Data listing:
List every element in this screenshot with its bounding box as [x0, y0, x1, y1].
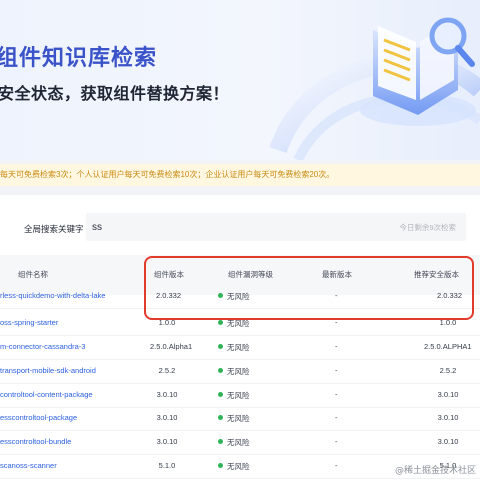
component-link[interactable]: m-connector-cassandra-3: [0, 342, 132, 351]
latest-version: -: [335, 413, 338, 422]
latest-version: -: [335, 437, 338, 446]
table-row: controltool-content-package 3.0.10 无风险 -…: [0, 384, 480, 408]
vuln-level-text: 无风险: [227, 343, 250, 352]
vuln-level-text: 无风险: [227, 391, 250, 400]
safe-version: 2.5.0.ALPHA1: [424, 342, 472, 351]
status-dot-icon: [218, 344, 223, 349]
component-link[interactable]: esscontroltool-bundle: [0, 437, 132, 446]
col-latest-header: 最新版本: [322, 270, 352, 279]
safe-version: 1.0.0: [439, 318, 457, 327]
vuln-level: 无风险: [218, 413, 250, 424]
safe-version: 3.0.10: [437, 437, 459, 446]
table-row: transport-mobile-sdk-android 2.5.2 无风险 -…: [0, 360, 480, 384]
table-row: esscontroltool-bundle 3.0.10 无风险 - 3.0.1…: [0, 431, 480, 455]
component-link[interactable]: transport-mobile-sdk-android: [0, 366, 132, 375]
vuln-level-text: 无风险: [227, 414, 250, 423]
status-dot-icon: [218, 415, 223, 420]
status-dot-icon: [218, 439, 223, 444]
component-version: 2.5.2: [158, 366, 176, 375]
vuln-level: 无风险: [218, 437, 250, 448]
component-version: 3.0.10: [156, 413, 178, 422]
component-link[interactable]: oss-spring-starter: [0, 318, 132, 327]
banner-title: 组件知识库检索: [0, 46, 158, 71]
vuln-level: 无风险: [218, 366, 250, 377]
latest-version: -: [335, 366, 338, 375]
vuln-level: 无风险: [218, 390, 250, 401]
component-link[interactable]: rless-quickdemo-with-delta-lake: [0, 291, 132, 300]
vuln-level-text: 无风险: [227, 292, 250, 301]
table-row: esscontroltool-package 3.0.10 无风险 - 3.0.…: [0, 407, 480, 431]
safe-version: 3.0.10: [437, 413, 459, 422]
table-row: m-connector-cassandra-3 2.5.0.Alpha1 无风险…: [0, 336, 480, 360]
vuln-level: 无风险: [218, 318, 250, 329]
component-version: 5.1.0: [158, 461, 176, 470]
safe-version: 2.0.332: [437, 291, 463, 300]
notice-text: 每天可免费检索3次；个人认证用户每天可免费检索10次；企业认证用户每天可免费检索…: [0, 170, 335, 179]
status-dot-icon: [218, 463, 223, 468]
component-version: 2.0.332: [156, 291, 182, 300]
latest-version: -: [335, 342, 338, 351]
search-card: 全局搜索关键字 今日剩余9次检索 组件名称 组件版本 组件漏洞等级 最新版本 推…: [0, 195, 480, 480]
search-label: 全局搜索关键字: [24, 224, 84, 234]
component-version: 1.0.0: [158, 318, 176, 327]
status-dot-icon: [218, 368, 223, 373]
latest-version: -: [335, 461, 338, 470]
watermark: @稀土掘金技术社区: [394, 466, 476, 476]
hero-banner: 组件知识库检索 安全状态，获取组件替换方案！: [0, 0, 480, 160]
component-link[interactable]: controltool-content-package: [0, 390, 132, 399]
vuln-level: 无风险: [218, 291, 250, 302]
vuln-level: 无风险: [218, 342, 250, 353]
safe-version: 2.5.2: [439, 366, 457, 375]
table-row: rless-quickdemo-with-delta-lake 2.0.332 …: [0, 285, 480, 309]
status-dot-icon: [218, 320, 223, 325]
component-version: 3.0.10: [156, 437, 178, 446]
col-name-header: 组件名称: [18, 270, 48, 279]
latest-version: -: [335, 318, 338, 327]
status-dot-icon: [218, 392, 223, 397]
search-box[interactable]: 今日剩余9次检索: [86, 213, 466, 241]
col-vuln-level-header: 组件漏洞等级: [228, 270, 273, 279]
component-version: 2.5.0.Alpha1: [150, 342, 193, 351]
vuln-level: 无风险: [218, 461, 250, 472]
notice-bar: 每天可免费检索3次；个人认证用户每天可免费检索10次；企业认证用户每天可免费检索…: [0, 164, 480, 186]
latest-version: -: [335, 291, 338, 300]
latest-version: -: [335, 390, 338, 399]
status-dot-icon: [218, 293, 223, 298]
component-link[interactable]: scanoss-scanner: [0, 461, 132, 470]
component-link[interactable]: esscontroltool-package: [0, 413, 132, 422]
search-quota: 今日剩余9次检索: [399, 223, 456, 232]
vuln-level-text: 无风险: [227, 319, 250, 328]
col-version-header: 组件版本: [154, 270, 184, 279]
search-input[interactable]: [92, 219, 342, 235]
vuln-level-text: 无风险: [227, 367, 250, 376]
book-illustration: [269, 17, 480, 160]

Goal:
Please return, unchanged, every line of the entries from the one containing "342, 132, 351]" down to the one containing "table-row: transport-mobile-sdk-android 2.5.2", with both of those lines included.

Answer for the task:
component-link[interactable]: m-connector-cassandra-3: [0, 342, 132, 351]
latest-version: -: [335, 413, 338, 422]
latest-version: -: [335, 437, 338, 446]
table-row: controltool-content-package 3.0.10 无风险 -…: [0, 384, 480, 408]
vuln-level-text: 无风险: [227, 343, 250, 352]
vuln-level-text: 无风险: [227, 391, 250, 400]
safe-version: 2.5.0.ALPHA1: [424, 342, 472, 351]
status-dot-icon: [218, 344, 223, 349]
component-link[interactable]: esscontroltool-bundle: [0, 437, 132, 446]
col-latest-header: 最新版本: [322, 270, 352, 279]
safe-version: 1.0.0: [439, 318, 457, 327]
vuln-level: 无风险: [218, 413, 250, 424]
safe-version: 3.0.10: [437, 437, 459, 446]
table-row: transport-mobile-sdk-android 2.5.2 无风险 -…: [0, 360, 480, 384]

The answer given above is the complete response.